# start of Material for this exercise

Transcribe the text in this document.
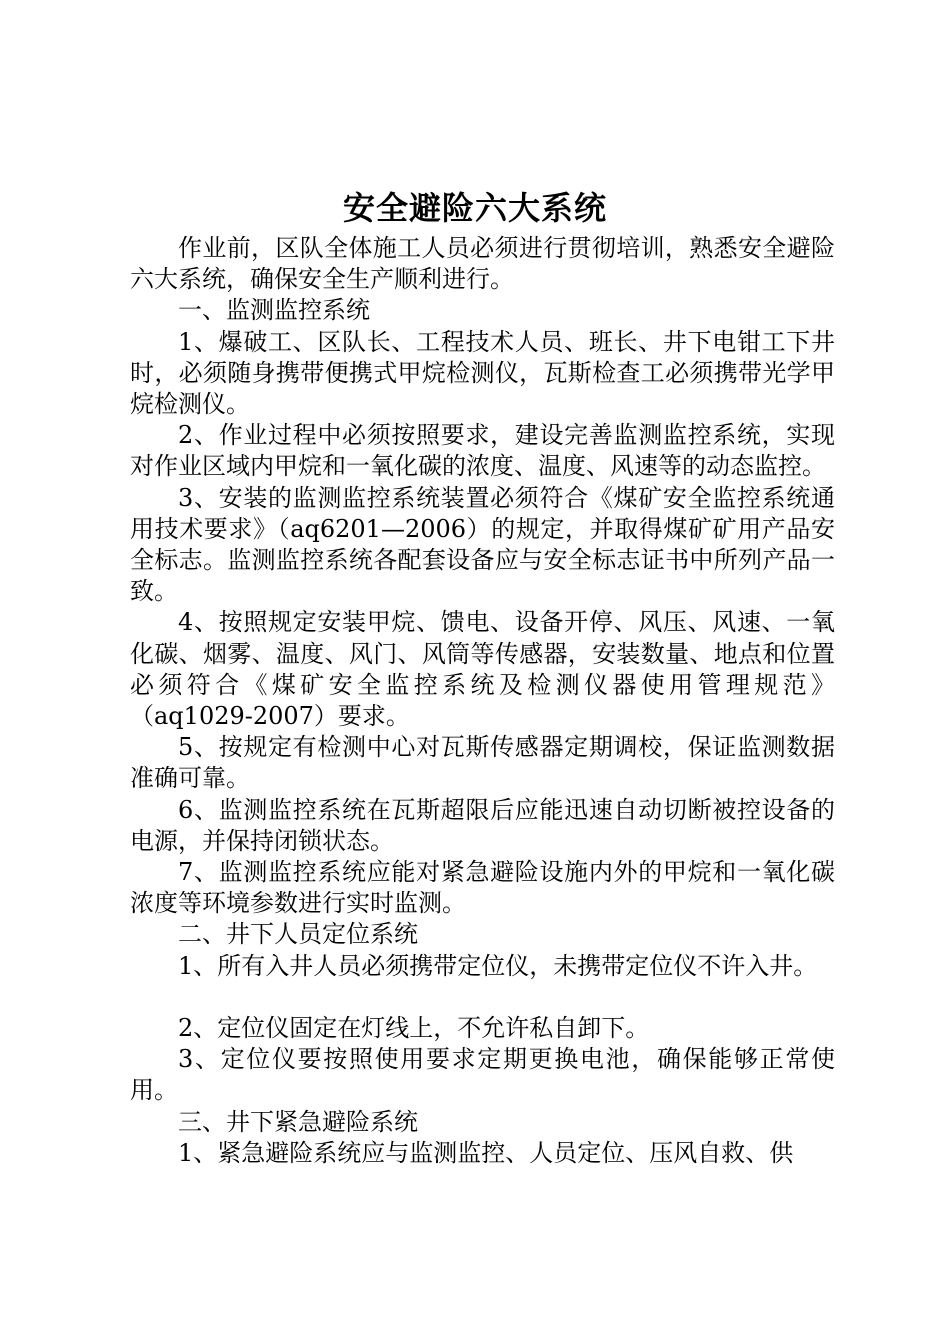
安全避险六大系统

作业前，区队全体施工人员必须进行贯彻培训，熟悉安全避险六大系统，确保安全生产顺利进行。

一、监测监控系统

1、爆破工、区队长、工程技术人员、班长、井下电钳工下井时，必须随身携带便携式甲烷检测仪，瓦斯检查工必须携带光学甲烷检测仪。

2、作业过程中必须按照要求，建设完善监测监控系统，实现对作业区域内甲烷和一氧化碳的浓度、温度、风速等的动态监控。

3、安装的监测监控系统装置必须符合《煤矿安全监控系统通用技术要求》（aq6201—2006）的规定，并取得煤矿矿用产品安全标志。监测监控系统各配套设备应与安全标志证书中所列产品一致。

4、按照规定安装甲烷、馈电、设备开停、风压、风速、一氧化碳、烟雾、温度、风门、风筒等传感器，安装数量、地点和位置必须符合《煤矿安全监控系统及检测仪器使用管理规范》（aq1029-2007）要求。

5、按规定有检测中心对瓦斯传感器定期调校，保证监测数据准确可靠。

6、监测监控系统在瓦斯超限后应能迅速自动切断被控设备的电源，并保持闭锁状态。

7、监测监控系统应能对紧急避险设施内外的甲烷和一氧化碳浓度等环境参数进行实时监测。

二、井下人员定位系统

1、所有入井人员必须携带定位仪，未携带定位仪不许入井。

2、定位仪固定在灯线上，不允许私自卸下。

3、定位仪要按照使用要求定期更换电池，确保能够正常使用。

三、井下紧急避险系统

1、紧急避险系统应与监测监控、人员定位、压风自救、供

# end of Material for this exercise
# start of Material for this exercise

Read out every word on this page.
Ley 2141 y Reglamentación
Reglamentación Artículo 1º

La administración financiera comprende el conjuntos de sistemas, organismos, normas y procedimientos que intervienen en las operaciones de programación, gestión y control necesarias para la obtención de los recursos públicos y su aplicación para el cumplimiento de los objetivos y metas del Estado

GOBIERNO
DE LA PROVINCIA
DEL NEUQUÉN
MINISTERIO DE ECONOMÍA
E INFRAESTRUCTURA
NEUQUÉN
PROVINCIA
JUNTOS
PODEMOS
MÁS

# end of Material for this exercise
# start of Material for this exercise

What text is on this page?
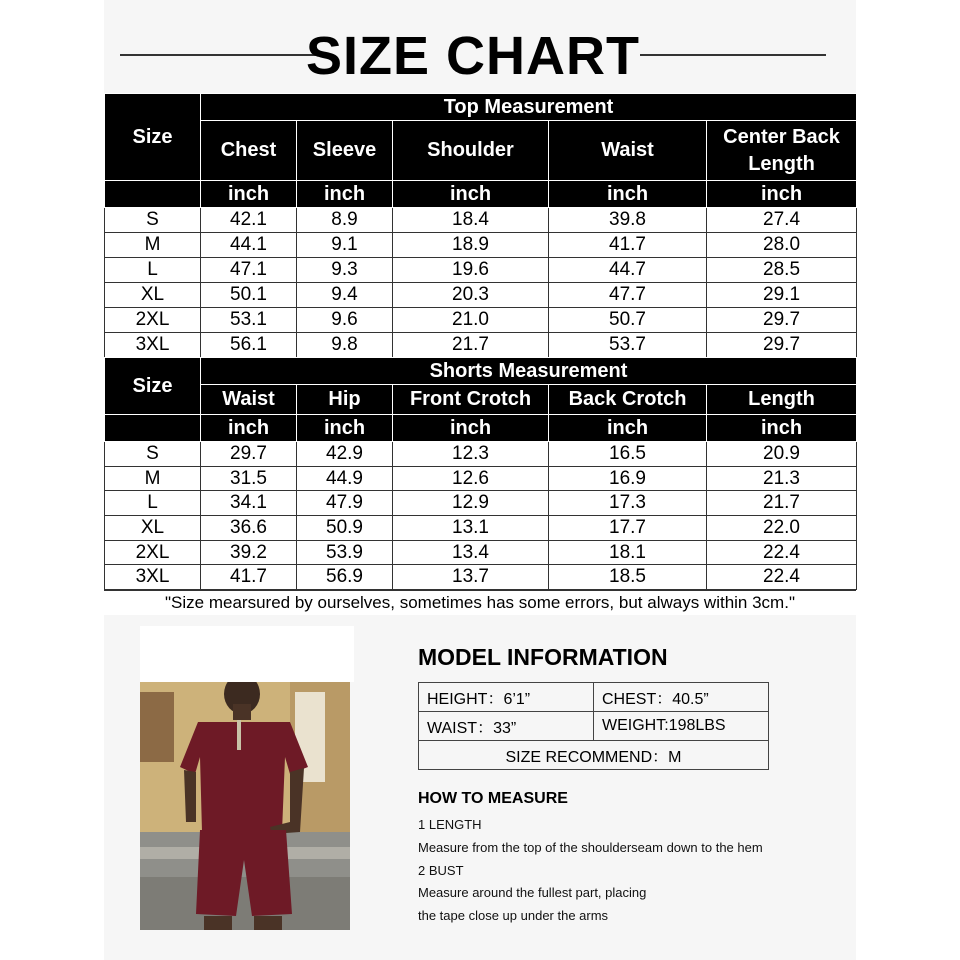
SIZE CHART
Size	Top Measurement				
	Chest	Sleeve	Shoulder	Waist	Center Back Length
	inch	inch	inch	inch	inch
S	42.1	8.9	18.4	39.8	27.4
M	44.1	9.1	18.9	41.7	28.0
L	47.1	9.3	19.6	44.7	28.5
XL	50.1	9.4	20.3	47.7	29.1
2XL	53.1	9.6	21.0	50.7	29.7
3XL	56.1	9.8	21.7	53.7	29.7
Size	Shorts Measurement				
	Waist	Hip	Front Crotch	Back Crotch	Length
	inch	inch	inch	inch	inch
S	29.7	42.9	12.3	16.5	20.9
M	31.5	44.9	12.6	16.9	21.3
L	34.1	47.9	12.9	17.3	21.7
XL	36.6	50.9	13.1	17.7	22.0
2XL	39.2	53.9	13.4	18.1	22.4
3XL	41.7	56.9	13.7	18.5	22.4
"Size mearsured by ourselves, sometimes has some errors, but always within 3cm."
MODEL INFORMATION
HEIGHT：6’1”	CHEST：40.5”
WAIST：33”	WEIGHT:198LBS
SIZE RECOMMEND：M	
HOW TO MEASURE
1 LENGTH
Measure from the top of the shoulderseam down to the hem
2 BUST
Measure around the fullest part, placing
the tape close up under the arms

# end of Material for this exercise

Show all lines from the data above in which the word "text" appears.

## Task output:
Transcribe the text in this document.
What text is on this page?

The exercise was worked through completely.